[START INPUT ROWS]
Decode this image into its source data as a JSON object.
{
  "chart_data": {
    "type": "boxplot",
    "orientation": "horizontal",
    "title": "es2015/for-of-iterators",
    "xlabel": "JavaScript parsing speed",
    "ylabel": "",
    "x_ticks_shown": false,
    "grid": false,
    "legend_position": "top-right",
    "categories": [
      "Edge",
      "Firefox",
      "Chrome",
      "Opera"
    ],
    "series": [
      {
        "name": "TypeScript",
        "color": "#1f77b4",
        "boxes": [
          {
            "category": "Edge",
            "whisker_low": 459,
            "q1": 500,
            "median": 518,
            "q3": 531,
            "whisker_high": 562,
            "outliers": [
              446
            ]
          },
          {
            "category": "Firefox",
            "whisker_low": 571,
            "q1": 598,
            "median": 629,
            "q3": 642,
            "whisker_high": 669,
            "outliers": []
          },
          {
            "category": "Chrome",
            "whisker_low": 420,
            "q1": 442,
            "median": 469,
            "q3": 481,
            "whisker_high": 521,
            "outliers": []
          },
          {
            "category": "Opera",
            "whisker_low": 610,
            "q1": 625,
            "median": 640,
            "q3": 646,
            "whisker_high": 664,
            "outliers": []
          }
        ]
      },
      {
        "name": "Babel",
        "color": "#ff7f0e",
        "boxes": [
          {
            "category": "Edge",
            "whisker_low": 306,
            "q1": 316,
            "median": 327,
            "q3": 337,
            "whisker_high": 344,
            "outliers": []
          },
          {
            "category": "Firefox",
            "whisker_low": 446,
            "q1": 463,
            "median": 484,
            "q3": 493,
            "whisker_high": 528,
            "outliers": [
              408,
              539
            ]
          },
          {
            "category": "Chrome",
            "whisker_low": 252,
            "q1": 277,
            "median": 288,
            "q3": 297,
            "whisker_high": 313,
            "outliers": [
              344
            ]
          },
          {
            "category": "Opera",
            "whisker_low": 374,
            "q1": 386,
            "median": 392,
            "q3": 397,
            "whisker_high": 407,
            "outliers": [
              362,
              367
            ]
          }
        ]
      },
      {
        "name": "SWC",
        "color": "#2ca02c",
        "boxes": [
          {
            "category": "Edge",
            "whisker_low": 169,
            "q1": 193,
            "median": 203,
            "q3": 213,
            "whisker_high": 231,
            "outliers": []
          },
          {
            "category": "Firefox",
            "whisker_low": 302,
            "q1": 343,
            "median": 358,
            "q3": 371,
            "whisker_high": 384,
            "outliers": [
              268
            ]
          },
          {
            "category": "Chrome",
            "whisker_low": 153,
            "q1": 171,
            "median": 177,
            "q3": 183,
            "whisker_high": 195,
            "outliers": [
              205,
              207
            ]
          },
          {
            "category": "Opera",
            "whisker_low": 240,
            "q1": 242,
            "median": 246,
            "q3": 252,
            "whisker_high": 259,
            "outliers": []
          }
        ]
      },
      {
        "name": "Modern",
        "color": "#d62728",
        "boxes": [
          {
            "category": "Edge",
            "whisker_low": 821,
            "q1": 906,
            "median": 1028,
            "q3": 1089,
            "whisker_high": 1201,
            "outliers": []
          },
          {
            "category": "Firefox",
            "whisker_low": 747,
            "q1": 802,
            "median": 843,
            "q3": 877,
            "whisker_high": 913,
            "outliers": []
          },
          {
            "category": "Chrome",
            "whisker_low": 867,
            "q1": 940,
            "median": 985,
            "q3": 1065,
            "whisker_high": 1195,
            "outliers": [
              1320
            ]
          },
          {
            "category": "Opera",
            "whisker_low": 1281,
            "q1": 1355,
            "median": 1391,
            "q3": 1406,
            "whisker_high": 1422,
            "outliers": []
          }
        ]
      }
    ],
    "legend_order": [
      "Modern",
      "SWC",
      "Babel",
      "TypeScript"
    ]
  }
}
[END INPUT ROWS]
**TASK:** Nothing should be changed: write out all of the data as is.

**TASK ANSWER:**
Decode this image into its source data as a JSON object.
{
  "chart_data": {
    "type": "boxplot",
    "orientation": "horizontal",
    "title": "es2015/for-of-iterators",
    "xlabel": "JavaScript parsing speed",
    "ylabel": "",
    "x_ticks_shown": false,
    "grid": false,
    "legend_position": "top-right",
    "categories": [
      "Edge",
      "Firefox",
      "Chrome",
      "Opera"
    ],
    "series": [
      {
        "name": "TypeScript",
        "color": "#1f77b4",
        "boxes": [
          {
            "category": "Edge",
            "whisker_low": 459,
            "q1": 500,
            "median": 518,
            "q3": 531,
            "whisker_high": 562,
            "outliers": [
              446
            ]
          },
          {
            "category": "Firefox",
            "whisker_low": 571,
            "q1": 598,
            "median": 629,
            "q3": 642,
            "whisker_high": 669,
            "outliers": []
          },
          {
            "category": "Chrome",
            "whisker_low": 420,
            "q1": 442,
            "median": 469,
            "q3": 481,
            "whisker_high": 521,
            "outliers": []
          },
          {
            "category": "Opera",
            "whisker_low": 610,
            "q1": 625,
            "median": 640,
            "q3": 646,
            "whisker_high": 664,
            "outliers": []
          }
        ]
      },
      {
        "name": "Babel",
        "color": "#ff7f0e",
        "boxes": [
          {
            "category": "Edge",
            "whisker_low": 306,
            "q1": 316,
            "median": 327,
            "q3": 337,
            "whisker_high": 344,
            "outliers": []
          },
          {
            "category": "Firefox",
            "whisker_low": 446,
            "q1": 463,
            "median": 484,
            "q3": 493,
            "whisker_high": 528,
            "outliers": [
              408,
              539
            ]
          },
          {
            "category": "Chrome",
            "whisker_low": 252,
            "q1": 277,
            "median": 288,
            "q3": 297,
            "whisker_high": 313,
            "outliers": [
              344
            ]
          },
          {
            "category": "Opera",
            "whisker_low": 374,
            "q1": 386,
            "median": 392,
            "q3": 397,
            "whisker_high": 407,
            "outliers": [
              362,
              367
            ]
          }
        ]
      },
      {
        "name": "SWC",
        "color": "#2ca02c",
        "boxes": [
          {
            "category": "Edge",
            "whisker_low": 169,
            "q1": 193,
            "median": 203,
            "q3": 213,
            "whisker_high": 231,
            "outliers": []
          },
          {
            "category": "Firefox",
            "whisker_low": 302,
            "q1": 343,
            "median": 358,
            "q3": 371,
            "whisker_high": 384,
            "outliers": [
              268
            ]
          },
          {
            "category": "Chrome",
            "whisker_low": 153,
            "q1": 171,
            "median": 177,
            "q3": 183,
            "whisker_high": 195,
            "outliers": [
              205,
              207
            ]
          },
          {
            "category": "Opera",
            "whisker_low": 240,
            "q1": 242,
            "median": 246,
            "q3": 252,
            "whisker_high": 259,
            "outliers": []
          }
        ]
      },
      {
        "name": "Modern",
        "color": "#d62728",
        "boxes": [
          {
            "category": "Edge",
            "whisker_low": 821,
            "q1": 906,
            "median": 1028,
            "q3": 1089,
            "whisker_high": 1201,
            "outliers": []
          },
          {
            "category": "Firefox",
            "whisker_low": 747,
            "q1": 802,
            "median": 843,
            "q3": 877,
            "whisker_high": 913,
            "outliers": []
          },
          {
            "category": "Chrome",
            "whisker_low": 867,
            "q1": 940,
            "median": 985,
            "q3": 1065,
            "whisker_high": 1195,
            "outliers": [
              1320
            ]
          },
          {
            "category": "Opera",
            "whisker_low": 1281,
            "q1": 1355,
            "median": 1391,
            "q3": 1406,
            "whisker_high": 1422,
            "outliers": []
          }
        ]
      }
    ],
    "legend_order": [
      "Modern",
      "SWC",
      "Babel",
      "TypeScript"
    ]
  }
}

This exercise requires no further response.